EXERCISE GOAL — All entries below are to be set down again, identical to the source.

SOURCE MATERIAL —
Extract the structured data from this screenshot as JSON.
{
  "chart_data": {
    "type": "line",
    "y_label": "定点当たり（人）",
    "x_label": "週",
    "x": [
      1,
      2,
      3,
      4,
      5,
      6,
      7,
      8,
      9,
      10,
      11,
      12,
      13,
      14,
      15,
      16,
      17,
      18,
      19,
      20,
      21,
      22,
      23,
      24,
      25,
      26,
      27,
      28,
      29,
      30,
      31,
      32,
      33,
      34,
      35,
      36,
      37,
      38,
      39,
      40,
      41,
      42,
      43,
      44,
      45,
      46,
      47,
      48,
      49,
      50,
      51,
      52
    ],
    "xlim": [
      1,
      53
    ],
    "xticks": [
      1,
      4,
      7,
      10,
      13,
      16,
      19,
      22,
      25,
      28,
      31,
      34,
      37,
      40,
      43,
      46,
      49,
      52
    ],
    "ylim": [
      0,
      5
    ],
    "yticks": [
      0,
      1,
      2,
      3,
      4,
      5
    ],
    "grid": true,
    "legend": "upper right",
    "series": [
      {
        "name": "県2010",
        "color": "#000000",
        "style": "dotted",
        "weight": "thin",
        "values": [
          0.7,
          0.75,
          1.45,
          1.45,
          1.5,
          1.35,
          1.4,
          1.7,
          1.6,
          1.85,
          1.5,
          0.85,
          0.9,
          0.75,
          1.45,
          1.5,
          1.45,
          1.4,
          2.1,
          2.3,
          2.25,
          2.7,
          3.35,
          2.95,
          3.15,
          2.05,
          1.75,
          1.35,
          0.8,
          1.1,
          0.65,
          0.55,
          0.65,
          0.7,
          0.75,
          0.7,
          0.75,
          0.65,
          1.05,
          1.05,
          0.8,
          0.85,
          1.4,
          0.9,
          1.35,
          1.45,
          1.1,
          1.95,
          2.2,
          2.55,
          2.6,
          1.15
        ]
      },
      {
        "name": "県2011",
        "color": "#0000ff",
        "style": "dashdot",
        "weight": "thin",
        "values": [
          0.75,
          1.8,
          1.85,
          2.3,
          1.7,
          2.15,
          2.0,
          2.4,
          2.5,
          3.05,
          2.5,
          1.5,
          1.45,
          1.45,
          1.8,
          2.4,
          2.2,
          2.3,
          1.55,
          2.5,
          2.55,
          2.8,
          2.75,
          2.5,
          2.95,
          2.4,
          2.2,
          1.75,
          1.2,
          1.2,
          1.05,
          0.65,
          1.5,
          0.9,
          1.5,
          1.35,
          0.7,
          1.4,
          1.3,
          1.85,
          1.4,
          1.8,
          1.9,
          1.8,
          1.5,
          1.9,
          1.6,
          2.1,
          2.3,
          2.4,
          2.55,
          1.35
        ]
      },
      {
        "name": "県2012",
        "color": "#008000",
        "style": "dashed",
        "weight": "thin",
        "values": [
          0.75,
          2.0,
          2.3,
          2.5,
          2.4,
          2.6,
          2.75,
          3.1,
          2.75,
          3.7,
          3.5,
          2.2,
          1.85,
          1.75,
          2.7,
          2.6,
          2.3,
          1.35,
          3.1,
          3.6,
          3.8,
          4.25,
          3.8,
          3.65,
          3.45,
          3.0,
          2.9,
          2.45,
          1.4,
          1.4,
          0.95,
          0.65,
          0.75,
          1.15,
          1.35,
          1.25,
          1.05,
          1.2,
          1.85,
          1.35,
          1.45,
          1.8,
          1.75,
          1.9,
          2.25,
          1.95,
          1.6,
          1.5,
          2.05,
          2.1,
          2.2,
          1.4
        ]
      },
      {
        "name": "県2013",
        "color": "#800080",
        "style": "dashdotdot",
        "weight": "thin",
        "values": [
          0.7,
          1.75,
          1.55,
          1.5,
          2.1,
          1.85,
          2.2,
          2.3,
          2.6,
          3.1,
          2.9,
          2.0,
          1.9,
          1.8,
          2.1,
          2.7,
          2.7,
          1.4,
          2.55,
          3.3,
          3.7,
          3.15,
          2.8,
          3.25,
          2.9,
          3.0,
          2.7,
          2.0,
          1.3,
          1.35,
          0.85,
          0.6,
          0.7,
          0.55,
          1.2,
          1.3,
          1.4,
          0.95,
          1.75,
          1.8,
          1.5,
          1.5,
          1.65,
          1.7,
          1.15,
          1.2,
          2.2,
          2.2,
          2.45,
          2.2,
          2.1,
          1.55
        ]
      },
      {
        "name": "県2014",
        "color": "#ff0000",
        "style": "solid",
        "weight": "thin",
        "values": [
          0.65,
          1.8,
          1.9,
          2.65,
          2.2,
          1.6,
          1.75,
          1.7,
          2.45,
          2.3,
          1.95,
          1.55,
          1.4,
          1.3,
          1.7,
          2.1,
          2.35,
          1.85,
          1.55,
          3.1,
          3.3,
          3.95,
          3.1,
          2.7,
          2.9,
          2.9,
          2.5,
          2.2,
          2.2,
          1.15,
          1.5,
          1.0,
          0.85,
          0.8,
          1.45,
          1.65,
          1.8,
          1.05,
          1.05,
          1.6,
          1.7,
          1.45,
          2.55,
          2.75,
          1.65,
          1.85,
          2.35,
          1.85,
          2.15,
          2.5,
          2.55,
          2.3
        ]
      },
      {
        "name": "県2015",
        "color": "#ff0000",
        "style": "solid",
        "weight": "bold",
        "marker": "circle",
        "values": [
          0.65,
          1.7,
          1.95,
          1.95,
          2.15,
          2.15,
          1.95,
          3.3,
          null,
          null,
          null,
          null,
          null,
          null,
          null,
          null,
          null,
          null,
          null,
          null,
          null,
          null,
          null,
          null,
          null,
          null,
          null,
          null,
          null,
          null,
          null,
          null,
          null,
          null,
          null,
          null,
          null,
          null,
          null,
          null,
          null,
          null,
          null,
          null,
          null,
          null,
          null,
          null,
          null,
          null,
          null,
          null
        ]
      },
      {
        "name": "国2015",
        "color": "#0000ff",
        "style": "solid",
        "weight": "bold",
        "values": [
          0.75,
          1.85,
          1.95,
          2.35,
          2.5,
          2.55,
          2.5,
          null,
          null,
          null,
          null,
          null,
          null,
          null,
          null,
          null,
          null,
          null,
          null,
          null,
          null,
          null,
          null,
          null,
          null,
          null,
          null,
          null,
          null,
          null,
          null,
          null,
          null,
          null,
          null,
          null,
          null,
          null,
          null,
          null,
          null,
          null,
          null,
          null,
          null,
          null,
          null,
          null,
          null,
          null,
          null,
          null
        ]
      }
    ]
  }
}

REPLY —
Extract the structured data from this screenshot as JSON.
{
  "chart_data": {
    "type": "line",
    "y_label": "定点当たり（人）",
    "x_label": "週",
    "x": [
      1,
      2,
      3,
      4,
      5,
      6,
      7,
      8,
      9,
      10,
      11,
      12,
      13,
      14,
      15,
      16,
      17,
      18,
      19,
      20,
      21,
      22,
      23,
      24,
      25,
      26,
      27,
      28,
      29,
      30,
      31,
      32,
      33,
      34,
      35,
      36,
      37,
      38,
      39,
      40,
      41,
      42,
      43,
      44,
      45,
      46,
      47,
      48,
      49,
      50,
      51,
      52
    ],
    "xlim": [
      1,
      53
    ],
    "xticks": [
      1,
      4,
      7,
      10,
      13,
      16,
      19,
      22,
      25,
      28,
      31,
      34,
      37,
      40,
      43,
      46,
      49,
      52
    ],
    "ylim": [
      0,
      5
    ],
    "yticks": [
      0,
      1,
      2,
      3,
      4,
      5
    ],
    "grid": true,
    "legend": "upper right",
    "series": [
      {
        "name": "県2010",
        "color": "#000000",
        "style": "dotted",
        "weight": "thin",
        "values": [
          0.7,
          0.75,
          1.45,
          1.45,
          1.5,
          1.35,
          1.4,
          1.7,
          1.6,
          1.85,
          1.5,
          0.85,
          0.9,
          0.75,
          1.45,
          1.5,
          1.45,
          1.4,
          2.1,
          2.3,
          2.25,
          2.7,
          3.35,
          2.95,
          3.15,
          2.05,
          1.75,
          1.35,
          0.8,
          1.1,
          0.65,
          0.55,
          0.65,
          0.7,
          0.75,
          0.7,
          0.75,
          0.65,
          1.05,
          1.05,
          0.8,
          0.85,
          1.4,
          0.9,
          1.35,
          1.45,
          1.1,
          1.95,
          2.2,
          2.55,
          2.6,
          1.15
        ]
      },
      {
        "name": "県2011",
        "color": "#0000ff",
        "style": "dashdot",
        "weight": "thin",
        "values": [
          0.75,
          1.8,
          1.85,
          2.3,
          1.7,
          2.15,
          2.0,
          2.4,
          2.5,
          3.05,
          2.5,
          1.5,
          1.45,
          1.45,
          1.8,
          2.4,
          2.2,
          2.3,
          1.55,
          2.5,
          2.55,
          2.8,
          2.75,
          2.5,
          2.95,
          2.4,
          2.2,
          1.75,
          1.2,
          1.2,
          1.05,
          0.65,
          1.5,
          0.9,
          1.5,
          1.35,
          0.7,
          1.4,
          1.3,
          1.85,
          1.4,
          1.8,
          1.9,
          1.8,
          1.5,
          1.9,
          1.6,
          2.1,
          2.3,
          2.4,
          2.55,
          1.35
        ]
      },
      {
        "name": "県2012",
        "color": "#008000",
        "style": "dashed",
        "weight": "thin",
        "values": [
          0.75,
          2.0,
          2.3,
          2.5,
          2.4,
          2.6,
          2.75,
          3.1,
          2.75,
          3.7,
          3.5,
          2.2,
          1.85,
          1.75,
          2.7,
          2.6,
          2.3,
          1.35,
          3.1,
          3.6,
          3.8,
          4.25,
          3.8,
          3.65,
          3.45,
          3.0,
          2.9,
          2.45,
          1.4,
          1.4,
          0.95,
          0.65,
          0.75,
          1.15,
          1.35,
          1.25,
          1.05,
          1.2,
          1.85,
          1.35,
          1.45,
          1.8,
          1.75,
          1.9,
          2.25,
          1.95,
          1.6,
          1.5,
          2.05,
          2.1,
          2.2,
          1.4
        ]
      },
      {
        "name": "県2013",
        "color": "#800080",
        "style": "dashdotdot",
        "weight": "thin",
        "values": [
          0.7,
          1.75,
          1.55,
          1.5,
          2.1,
          1.85,
          2.2,
          2.3,
          2.6,
          3.1,
          2.9,
          2.0,
          1.9,
          1.8,
          2.1,
          2.7,
          2.7,
          1.4,
          2.55,
          3.3,
          3.7,
          3.15,
          2.8,
          3.25,
          2.9,
          3.0,
          2.7,
          2.0,
          1.3,
          1.35,
          0.85,
          0.6,
          0.7,
          0.55,
          1.2,
          1.3,
          1.4,
          0.95,
          1.75,
          1.8,
          1.5,
          1.5,
          1.65,
          1.7,
          1.15,
          1.2,
          2.2,
          2.2,
          2.45,
          2.2,
          2.1,
          1.55
        ]
      },
      {
        "name": "県2014",
        "color": "#ff0000",
        "style": "solid",
        "weight": "thin",
        "values": [
          0.65,
          1.8,
          1.9,
          2.65,
          2.2,
          1.6,
          1.75,
          1.7,
          2.45,
          2.3,
          1.95,
          1.55,
          1.4,
          1.3,
          1.7,
          2.1,
          2.35,
          1.85,
          1.55,
          3.1,
          3.3,
          3.95,
          3.1,
          2.7,
          2.9,
          2.9,
          2.5,
          2.2,
          2.2,
          1.15,
          1.5,
          1.0,
          0.85,
          0.8,
          1.45,
          1.65,
          1.8,
          1.05,
          1.05,
          1.6,
          1.7,
          1.45,
          2.55,
          2.75,
          1.65,
          1.85,
          2.35,
          1.85,
          2.15,
          2.5,
          2.55,
          2.3
        ]
      },
      {
        "name": "県2015",
        "color": "#ff0000",
        "style": "solid",
        "weight": "bold",
        "marker": "circle",
        "values": [
          0.65,
          1.7,
          1.95,
          1.95,
          2.15,
          2.15,
          1.95,
          3.3,
          null,
          null,
          null,
          null,
          null,
          null,
          null,
          null,
          null,
          null,
          null,
          null,
          null,
          null,
          null,
          null,
          null,
          null,
          null,
          null,
          null,
          null,
          null,
          null,
          null,
          null,
          null,
          null,
          null,
          null,
          null,
          null,
          null,
          null,
          null,
          null,
          null,
          null,
          null,
          null,
          null,
          null,
          null,
          null
        ]
      },
      {
        "name": "国2015",
        "color": "#0000ff",
        "style": "solid",
        "weight": "bold",
        "values": [
          0.75,
          1.85,
          1.95,
          2.35,
          2.5,
          2.55,
          2.5,
          null,
          null,
          null,
          null,
          null,
          null,
          null,
          null,
          null,
          null,
          null,
          null,
          null,
          null,
          null,
          null,
          null,
          null,
          null,
          null,
          null,
          null,
          null,
          null,
          null,
          null,
          null,
          null,
          null,
          null,
          null,
          null,
          null,
          null,
          null,
          null,
          null,
          null,
          null,
          null,
          null,
          null,
          null,
          null,
          null
        ]
      }
    ]
  }
}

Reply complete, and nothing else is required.